ENTRIES PROVIDED:
※
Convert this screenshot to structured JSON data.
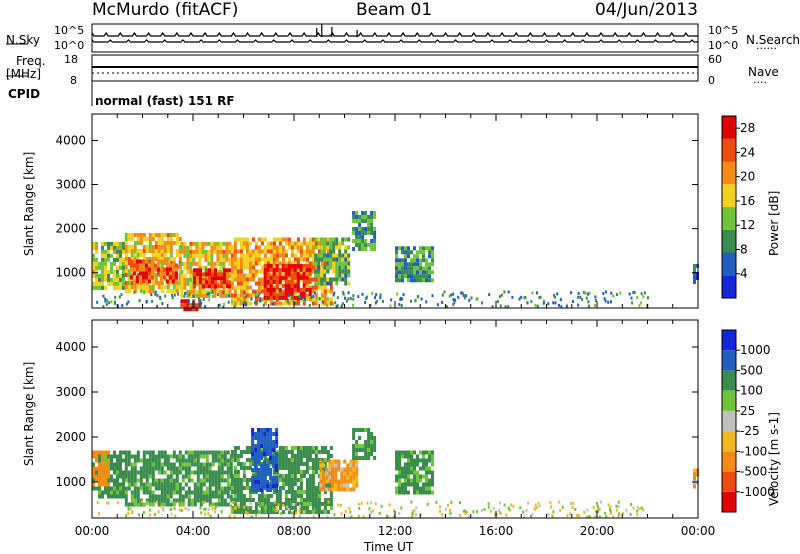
{
  "header": {
    "station": "McMurdo (fitACF)",
    "beam": "Beam 01",
    "date": "04/Jun/2013"
  },
  "top_panels": {
    "nsky_label": "N.Sky",
    "nsky_ticks": [
      "10^5",
      "10^0"
    ],
    "nsearch_label": "N.Search",
    "freq_label_1": "Freq.",
    "freq_label_2": "[MHz]",
    "freq_ticks": [
      "18",
      "8"
    ],
    "nave_label": "Nave",
    "nave_ticks": [
      "60",
      "0"
    ],
    "cpid_label": "CPID",
    "cpid_text": "normal (fast) 151 RF",
    "legend_dots": "......",
    "legend_dots_2": "...."
  },
  "colors": {
    "power_scale": [
      "#1426d9",
      "#1f5fbf",
      "#3a8c4e",
      "#6fc43a",
      "#f2d21e",
      "#f28c14",
      "#f04a10",
      "#e00000"
    ],
    "velocity_scale": [
      "#e00000",
      "#f04a10",
      "#f28c14",
      "#f2b81e",
      "#c0c0c0",
      "#6fc43a",
      "#3a8c4e",
      "#1f5fbf",
      "#1426d9"
    ]
  },
  "chart_data": [
    {
      "type": "heatmap",
      "title": "",
      "xlabel": "Time UT",
      "ylabel": "Slant Range [km]",
      "xlim": [
        "00:00",
        "24:00"
      ],
      "ylim": [
        200,
        4600
      ],
      "x_ticks": [
        "00:00",
        "04:00",
        "08:00",
        "12:00",
        "16:00",
        "20:00",
        "00:00"
      ],
      "y_ticks": [
        1000,
        2000,
        3000,
        4000
      ],
      "colorbar_label": "Power [dB]",
      "colorbar_ticks": [
        4,
        8,
        12,
        16,
        20,
        24,
        28
      ],
      "colorbar_range": [
        0,
        30
      ],
      "regions": [
        {
          "t0": 0.0,
          "t1": 1.3,
          "r0": 700,
          "r1": 1700,
          "value": 14
        },
        {
          "t0": 1.3,
          "t1": 3.5,
          "r0": 600,
          "r1": 1900,
          "value": 18
        },
        {
          "t0": 1.5,
          "t1": 3.3,
          "r0": 800,
          "r1": 1300,
          "value": 24
        },
        {
          "t0": 3.5,
          "t1": 5.5,
          "r0": 500,
          "r1": 1700,
          "value": 18
        },
        {
          "t0": 4.0,
          "t1": 5.5,
          "r0": 700,
          "r1": 1100,
          "value": 26
        },
        {
          "t0": 5.5,
          "t1": 9.5,
          "r0": 300,
          "r1": 1800,
          "value": 20
        },
        {
          "t0": 6.8,
          "t1": 8.6,
          "r0": 400,
          "r1": 1200,
          "value": 28
        },
        {
          "t0": 8.8,
          "t1": 10.2,
          "r0": 800,
          "r1": 1800,
          "value": 12
        },
        {
          "t0": 10.3,
          "t1": 11.2,
          "r0": 1500,
          "r1": 2400,
          "value": 10
        },
        {
          "t0": 12.0,
          "t1": 13.5,
          "r0": 800,
          "r1": 1600,
          "value": 10
        },
        {
          "t0": 3.5,
          "t1": 4.3,
          "r0": 200,
          "r1": 400,
          "value": 26
        },
        {
          "t0": 23.8,
          "t1": 24.0,
          "r0": 800,
          "r1": 1200,
          "value": 6
        }
      ]
    },
    {
      "type": "heatmap",
      "title": "",
      "xlabel": "Time UT",
      "ylabel": "Slant Range [km]",
      "xlim": [
        "00:00",
        "24:00"
      ],
      "ylim": [
        200,
        4600
      ],
      "x_ticks": [
        "00:00",
        "04:00",
        "08:00",
        "12:00",
        "16:00",
        "20:00",
        "00:00"
      ],
      "y_ticks": [
        1000,
        2000,
        3000,
        4000
      ],
      "colorbar_label": "Velocity [m s-1]",
      "colorbar_ticks": [
        "1000",
        "500",
        "100",
        "25",
        "-25",
        "-100",
        "-500",
        "-1000"
      ],
      "regions": [
        {
          "t0": 0.0,
          "t1": 1.3,
          "r0": 700,
          "r1": 1700,
          "value": 200
        },
        {
          "t0": 1.3,
          "t1": 5.5,
          "r0": 500,
          "r1": 1700,
          "value": 200
        },
        {
          "t0": 5.5,
          "t1": 9.5,
          "r0": 300,
          "r1": 1800,
          "value": 200
        },
        {
          "t0": 6.3,
          "t1": 7.3,
          "r0": 800,
          "r1": 2200,
          "value": 900
        },
        {
          "t0": 9.0,
          "t1": 10.5,
          "r0": 800,
          "r1": 1500,
          "value": -150
        },
        {
          "t0": 10.3,
          "t1": 11.2,
          "r0": 1500,
          "r1": 2200,
          "value": 200
        },
        {
          "t0": 12.0,
          "t1": 13.5,
          "r0": 800,
          "r1": 1700,
          "value": 200
        },
        {
          "t0": 0.0,
          "t1": 0.6,
          "r0": 900,
          "r1": 1700,
          "value": -300
        },
        {
          "t0": 23.8,
          "t1": 24.0,
          "r0": 900,
          "r1": 1300,
          "value": -150
        }
      ]
    }
  ]
}
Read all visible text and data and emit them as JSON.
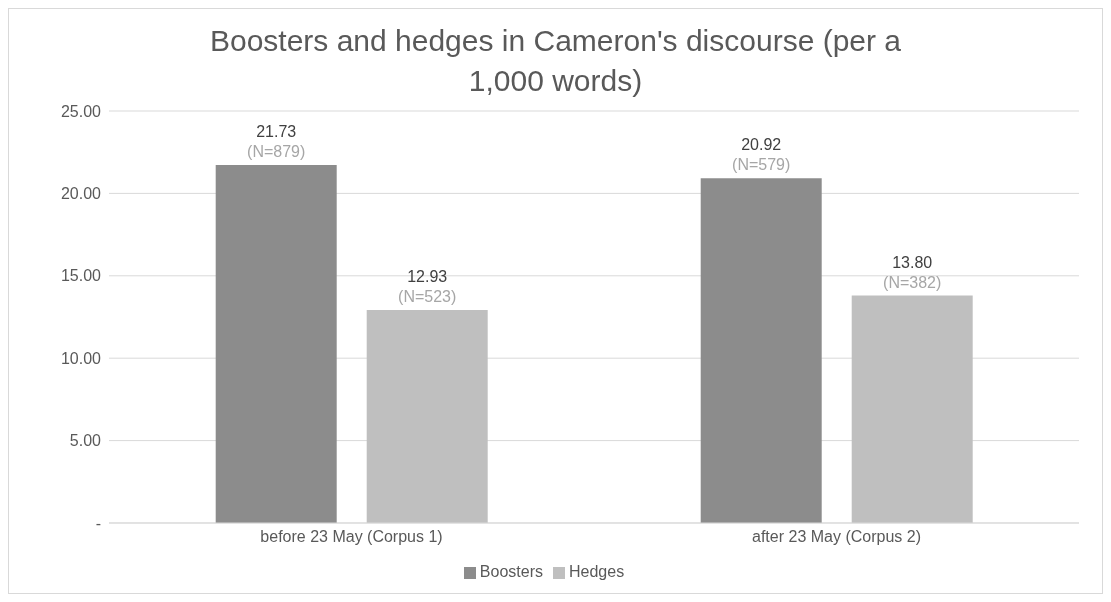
{
  "chart_data": {
    "type": "bar",
    "title": "Boosters and hedges in Cameron's discourse (per a 1,000 words)",
    "categories": [
      "before 23 May (Corpus 1)",
      "after 23 May (Corpus 2)"
    ],
    "series": [
      {
        "name": "Boosters",
        "color": "#8c8c8c",
        "values": [
          21.73,
          20.92
        ],
        "value_labels": [
          "21.73\n(N=879)",
          "20.92\n(N=579)"
        ]
      },
      {
        "name": "Hedges",
        "color": "#bfbfbf",
        "values": [
          12.93,
          13.8
        ],
        "value_labels": [
          "12.93\n(N=523)",
          "13.80\n(N=382)"
        ]
      }
    ],
    "ylim": [
      0,
      25
    ],
    "yticks": [
      {
        "value": 0,
        "label": "-"
      },
      {
        "value": 5,
        "label": "5.00"
      },
      {
        "value": 10,
        "label": "10.00"
      },
      {
        "value": 15,
        "label": "15.00"
      },
      {
        "value": 20,
        "label": "20.00"
      },
      {
        "value": 25,
        "label": "25.00"
      }
    ],
    "grid": "y",
    "legend": "bottom"
  }
}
※
STATED PROBLEM: Each line of the data should be quoted exactly, with pictures left out.

TASK RESPONSE:
Convert this screenshot to structured JSON data.
{
  "header": {
    "station": "McMurdo (fitACF)",
    "beam": "Beam 01",
    "date": "04/Jun/2013"
  },
  "top_panels": {
    "nsky_label": "N.Sky",
    "nsky_ticks": [
      "10^5",
      "10^0"
    ],
    "nsearch_label": "N.Search",
    "freq_label_1": "Freq.",
    "freq_label_2": "[MHz]",
    "freq_ticks": [
      "18",
      "8"
    ],
    "nave_label": "Nave",
    "nave_ticks": [
      "60",
      "0"
    ],
    "cpid_label": "CPID",
    "cpid_text": "normal (fast) 151 RF",
    "legend_dots": "......",
    "legend_dots_2": "...."
  },
  "colors": {
    "power_scale": [
      "#1426d9",
      "#1f5fbf",
      "#3a8c4e",
      "#6fc43a",
      "#f2d21e",
      "#f28c14",
      "#f04a10",
      "#e00000"
    ],
    "velocity_scale": [
      "#e00000",
      "#f04a10",
      "#f28c14",
      "#f2b81e",
      "#c0c0c0",
      "#6fc43a",
      "#3a8c4e",
      "#1f5fbf",
      "#1426d9"
    ]
  },
  "chart_data": [
    {
      "type": "heatmap",
      "title": "",
      "xlabel": "Time UT",
      "ylabel": "Slant Range [km]",
      "xlim": [
        "00:00",
        "24:00"
      ],
      "ylim": [
        200,
        4600
      ],
      "x_ticks": [
        "00:00",
        "04:00",
        "08:00",
        "12:00",
        "16:00",
        "20:00",
        "00:00"
      ],
      "y_ticks": [
        1000,
        2000,
        3000,
        4000
      ],
      "colorbar_label": "Power [dB]",
      "colorbar_ticks": [
        4,
        8,
        12,
        16,
        20,
        24,
        28
      ],
      "colorbar_range": [
        0,
        30
      ],
      "regions": [
        {
          "t0": 0.0,
          "t1": 1.3,
          "r0": 700,
          "r1": 1700,
          "value": 14
        },
        {
          "t0": 1.3,
          "t1": 3.5,
          "r0": 600,
          "r1": 1900,
          "value": 18
        },
        {
          "t0": 1.5,
          "t1": 3.3,
          "r0": 800,
          "r1": 1300,
          "value": 24
        },
        {
          "t0": 3.5,
          "t1": 5.5,
          "r0": 500,
          "r1": 1700,
          "value": 18
        },
        {
          "t0": 4.0,
          "t1": 5.5,
          "r0": 700,
          "r1": 1100,
          "value": 26
        },
        {
          "t0": 5.5,
          "t1": 9.5,
          "r0": 300,
          "r1": 1800,
          "value": 20
        },
        {
          "t0": 6.8,
          "t1": 8.6,
          "r0": 400,
          "r1": 1200,
          "value": 28
        },
        {
          "t0": 8.8,
          "t1": 10.2,
          "r0": 800,
          "r1": 1800,
          "value": 12
        },
        {
          "t0": 10.3,
          "t1": 11.2,
          "r0": 1500,
          "r1": 2400,
          "value": 10
        },
        {
          "t0": 12.0,
          "t1": 13.5,
          "r0": 800,
          "r1": 1600,
          "value": 10
        },
        {
          "t0": 3.5,
          "t1": 4.3,
          "r0": 200,
          "r1": 400,
          "value": 26
        },
        {
          "t0": 23.8,
          "t1": 24.0,
          "r0": 800,
          "r1": 1200,
          "value": 6
        }
      ]
    },
    {
      "type": "heatmap",
      "title": "",
      "xlabel": "Time UT",
      "ylabel": "Slant Range [km]",
      "xlim": [
        "00:00",
        "24:00"
      ],
      "ylim": [
        200,
        4600
      ],
      "x_ticks": [
        "00:00",
        "04:00",
        "08:00",
        "12:00",
        "16:00",
        "20:00",
        "00:00"
      ],
      "y_ticks": [
        1000,
        2000,
        3000,
        4000
      ],
      "colorbar_label": "Velocity [m s-1]",
      "colorbar_ticks": [
        "1000",
        "500",
        "100",
        "25",
        "-25",
        "-100",
        "-500",
        "-1000"
      ],
      "regions": [
        {
          "t0": 0.0,
          "t1": 1.3,
          "r0": 700,
          "r1": 1700,
          "value": 200
        },
        {
          "t0": 1.3,
          "t1": 5.5,
          "r0": 500,
          "r1": 1700,
          "value": 200
        },
        {
          "t0": 5.5,
          "t1": 9.5,
          "r0": 300,
          "r1": 1800,
          "value": 200
        },
        {
          "t0": 6.3,
          "t1": 7.3,
          "r0": 800,
          "r1": 2200,
          "value": 900
        },
        {
          "t0": 9.0,
          "t1": 10.5,
          "r0": 800,
          "r1": 1500,
          "value": -150
        },
        {
          "t0": 10.3,
          "t1": 11.2,
          "r0": 1500,
          "r1": 2200,
          "value": 200
        },
        {
          "t0": 12.0,
          "t1": 13.5,
          "r0": 800,
          "r1": 1700,
          "value": 200
        },
        {
          "t0": 0.0,
          "t1": 0.6,
          "r0": 900,
          "r1": 1700,
          "value": -300
        },
        {
          "t0": 23.8,
          "t1": 24.0,
          "r0": 900,
          "r1": 1300,
          "value": -150
        }
      ]
    }
  ]
}
Read all visible text and data and emit them as JSON.
{
  "chart_data": {
    "type": "bar",
    "title": "Boosters and hedges in Cameron's discourse (per a 1,000 words)",
    "categories": [
      "before 23 May (Corpus 1)",
      "after 23 May (Corpus 2)"
    ],
    "series": [
      {
        "name": "Boosters",
        "color": "#8c8c8c",
        "values": [
          21.73,
          20.92
        ],
        "value_labels": [
          "21.73\n(N=879)",
          "20.92\n(N=579)"
        ]
      },
      {
        "name": "Hedges",
        "color": "#bfbfbf",
        "values": [
          12.93,
          13.8
        ],
        "value_labels": [
          "12.93\n(N=523)",
          "13.80\n(N=382)"
        ]
      }
    ],
    "ylim": [
      0,
      25
    ],
    "yticks": [
      {
        "value": 0,
        "label": "-"
      },
      {
        "value": 5,
        "label": "5.00"
      },
      {
        "value": 10,
        "label": "10.00"
      },
      {
        "value": 15,
        "label": "15.00"
      },
      {
        "value": 20,
        "label": "20.00"
      },
      {
        "value": 25,
        "label": "25.00"
      }
    ],
    "grid": "y",
    "legend": "bottom"
  }
}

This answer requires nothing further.